Set problem :: Output the data word for word, dropping every image.

Data entries ::
######

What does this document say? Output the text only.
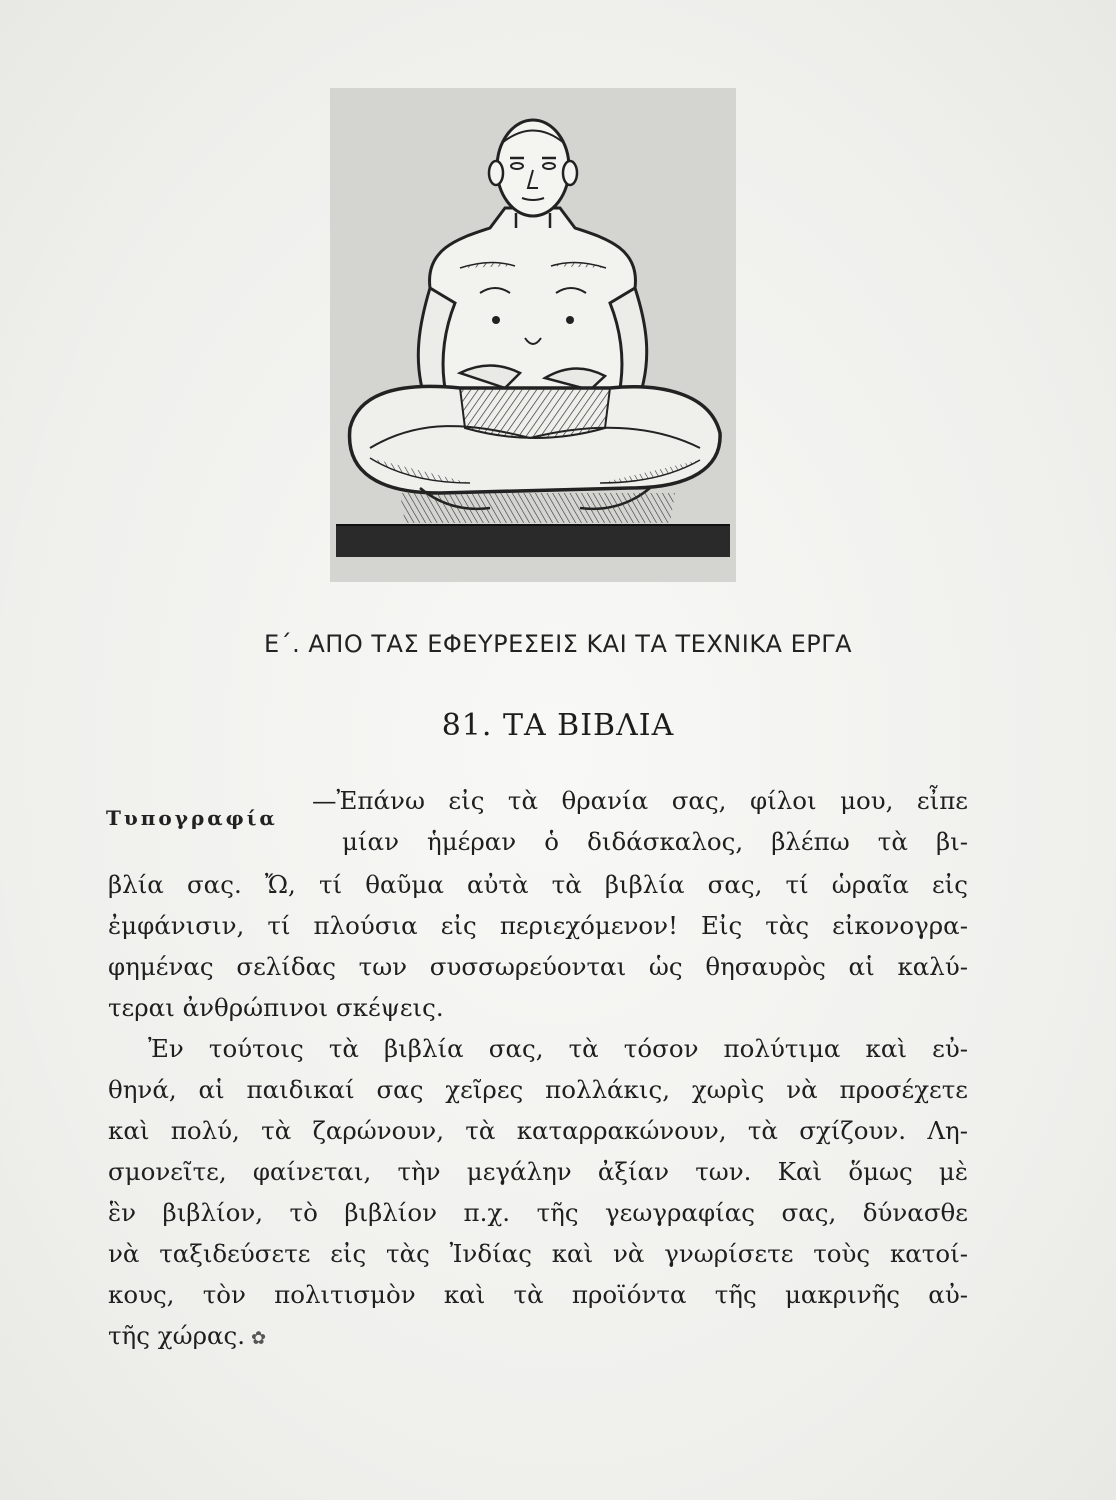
Ε΄. ΑΠΟ ΤΑΣ ΕΦΕΥΡΕΣΕΙΣ ΚΑΙ ΤΑ ΤΕΧΝΙΚΑ ΕΡΓΑ
81. ΤΑ ΒΙΒΛΙΑ
Τυπογραφία
—Ἐπάνω εἰς τὰ θρανία σας, φίλοι μου, εἶπε
μίαν ἡμέραν ὁ διδάσκαλος, βλέπω τὰ βι-
βλία σας. Ὤ, τί θαῦμα αὐτὰ τὰ βιβλία σας, τί ὡραῖα εἰς
ἐμφάνισιν, τί πλούσια εἰς περιεχόμενον! Εἰς τὰς εἰκονογρα-
φημένας σελίδας των συσσωρεύονται ὡς θησαυρὸς αἱ καλύ-
τεραι ἀνθρώπινοι σκέψεις.
Ἐν τούτοις τὰ βιβλία σας, τὰ τόσον πολύτιμα καὶ εὐ-
θηνά, αἱ παιδικαί σας χεῖρες πολλάκις, χωρὶς νὰ προσέχετε
καὶ πολύ, τὰ ζαρώνουν, τὰ καταρρακώνουν, τὰ σχίζουν. Λη-
σμονεῖτε, φαίνεται, τὴν μεγάλην ἀξίαν των. Καὶ ὅμως μὲ
ἓν βιβλίον, τὸ βιβλίον π.χ. τῆς γεωγραφίας σας, δύνασθε
νὰ ταξιδεύσετε εἰς τὰς Ἰνδίας καὶ νὰ γνωρίσετε τοὺς κατοί-
κους, τὸν πολιτισμὸν καὶ τὰ προϊόντα τῆς μακρινῆς αὐ-
τῆς χώρας. ✿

######

Response ::
What does this document say? Output the text only.
Ε΄. ΑΠΟ ΤΑΣ ΕΦΕΥΡΕΣΕΙΣ ΚΑΙ ΤΑ ΤΕΧΝΙΚΑ ΕΡΓΑ
81. ΤΑ ΒΙΒΛΙΑ
Τυπογραφία
—Ἐπάνω εἰς τὰ θρανία σας, φίλοι μου, εἶπε
μίαν ἡμέραν ὁ διδάσκαλος, βλέπω τὰ βι-
βλία σας. Ὤ, τί θαῦμα αὐτὰ τὰ βιβλία σας, τί ὡραῖα εἰς
ἐμφάνισιν, τί πλούσια εἰς περιεχόμενον! Εἰς τὰς εἰκονογρα-
φημένας σελίδας των συσσωρεύονται ὡς θησαυρὸς αἱ καλύ-
τεραι ἀνθρώπινοι σκέψεις.
Ἐν τούτοις τὰ βιβλία σας, τὰ τόσον πολύτιμα καὶ εὐ-
θηνά, αἱ παιδικαί σας χεῖρες πολλάκις, χωρὶς νὰ προσέχετε
καὶ πολύ, τὰ ζαρώνουν, τὰ καταρρακώνουν, τὰ σχίζουν. Λη-
σμονεῖτε, φαίνεται, τὴν μεγάλην ἀξίαν των. Καὶ ὅμως μὲ
ἓν βιβλίον, τὸ βιβλίον π.χ. τῆς γεωγραφίας σας, δύνασθε
νὰ ταξιδεύσετε εἰς τὰς Ἰνδίας καὶ νὰ γνωρίσετε τοὺς κατοί-
κους, τὸν πολιτισμὸν καὶ τὰ προϊόντα τῆς μακρινῆς αὐ-
τῆς χώρας. ✿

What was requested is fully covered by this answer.